● **Data supplied**:
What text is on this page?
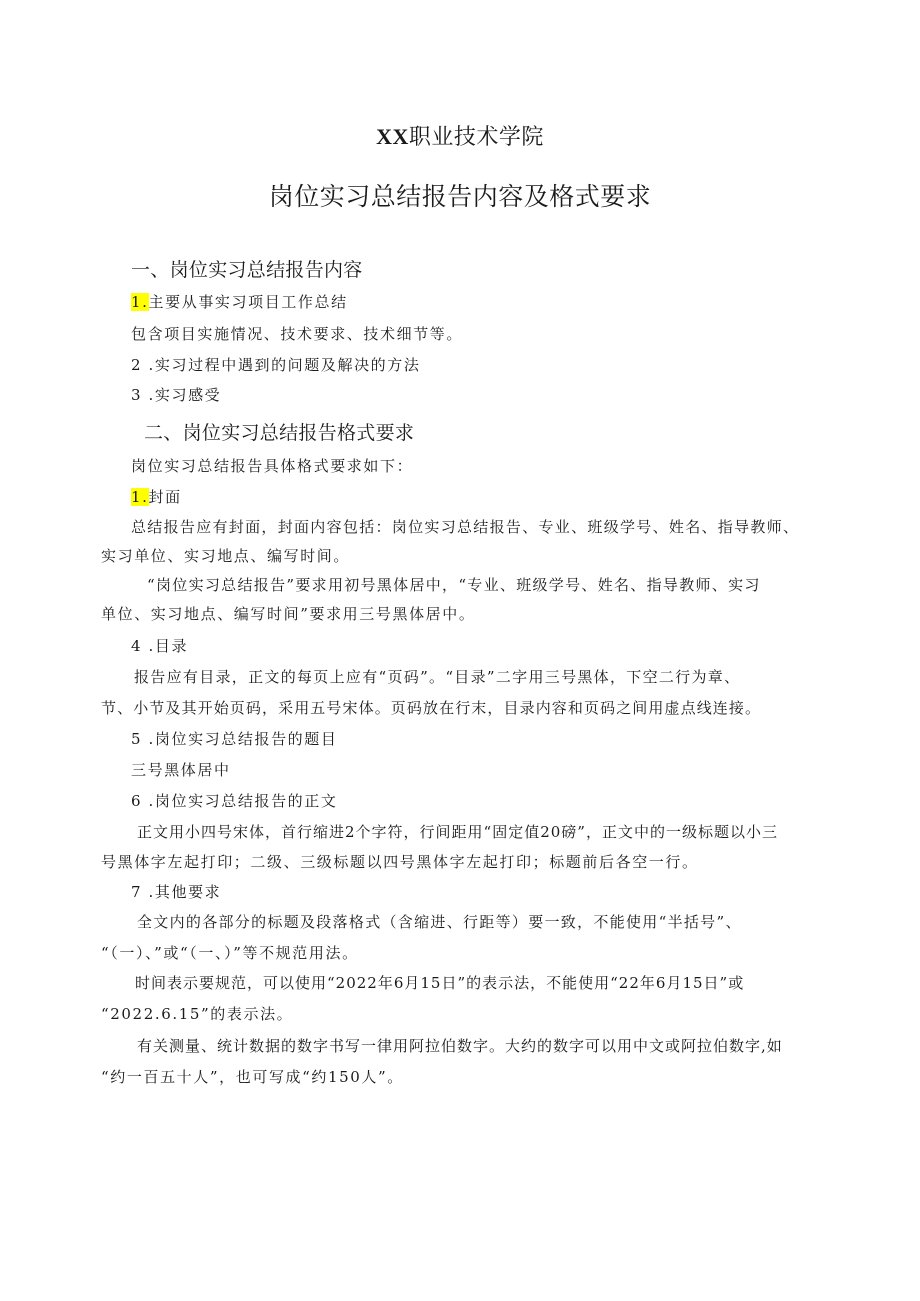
XX职业技术学院
岗位实习总结报告内容及格式要求
一、岗位实习总结报告内容
1.主要从事实习项目工作总结
包含项目实施情况、技术要求、技术细节等。
2 .实习过程中遇到的问题及解决的方法
3 .实习感受
二、岗位实习总结报告格式要求
岗位实习总结报告具体格式要求如下：
1.封面
总结报告应有封面，封面内容包括：岗位实习总结报告、专业、班级学号、姓名、指导教师、
实习单位、实习地点、编写时间。
“岗位实习总结报告”要求用初号黑体居中，“专业、班级学号、姓名、指导教师、实习
单位、实习地点、编写时间”要求用三号黑体居中。
4 .目录
报告应有目录，正文的每页上应有“页码”。“目录”二字用三号黑体，下空二行为章、
节、小节及其开始页码，采用五号宋体。页码放在行末，目录内容和页码之间用虚点线连接。
5 .岗位实习总结报告的题目
三号黑体居中
6 .岗位实习总结报告的正文
正文用小四号宋体，首行缩进2个字符，行间距用“固定值20磅”，正文中的一级标题以小三
号黑体字左起打印；二级、三级标题以四号黑体字左起打印；标题前后各空一行。
7 .其他要求
全文内的各部分的标题及段落格式（含缩进、行距等）要一致，不能使用“半括号”、
“（一）、”或“（一、）”等不规范用法。
时间表示要规范，可以使用“2022年6月15日”的表示法，不能使用“22年6月15日”或
“2022.6.15”的表示法。
有关测量、统计数据的数字书写一律用阿拉伯数字。大约的数字可以用中文或阿拉伯数字,如
“约一百五十人”，也可写成“约150人”。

● **Stated problem**: Copy all the entries word for word. Omit any pictures.

● **Output for this exercise**:
What text is on this page?
XX职业技术学院
岗位实习总结报告内容及格式要求
一、岗位实习总结报告内容
1.主要从事实习项目工作总结
包含项目实施情况、技术要求、技术细节等。
2 .实习过程中遇到的问题及解决的方法
3 .实习感受
二、岗位实习总结报告格式要求
岗位实习总结报告具体格式要求如下：
1.封面
总结报告应有封面，封面内容包括：岗位实习总结报告、专业、班级学号、姓名、指导教师、
实习单位、实习地点、编写时间。
“岗位实习总结报告”要求用初号黑体居中，“专业、班级学号、姓名、指导教师、实习
单位、实习地点、编写时间”要求用三号黑体居中。
4 .目录
报告应有目录，正文的每页上应有“页码”。“目录”二字用三号黑体，下空二行为章、
节、小节及其开始页码，采用五号宋体。页码放在行末，目录内容和页码之间用虚点线连接。
5 .岗位实习总结报告的题目
三号黑体居中
6 .岗位实习总结报告的正文
正文用小四号宋体，首行缩进2个字符，行间距用“固定值20磅”，正文中的一级标题以小三
号黑体字左起打印；二级、三级标题以四号黑体字左起打印；标题前后各空一行。
7 .其他要求
全文内的各部分的标题及段落格式（含缩进、行距等）要一致，不能使用“半括号”、
“（一）、”或“（一、）”等不规范用法。
时间表示要规范，可以使用“2022年6月15日”的表示法，不能使用“22年6月15日”或
“2022.6.15”的表示法。
有关测量、统计数据的数字书写一律用阿拉伯数字。大约的数字可以用中文或阿拉伯数字,如
“约一百五十人”，也可写成“约150人”。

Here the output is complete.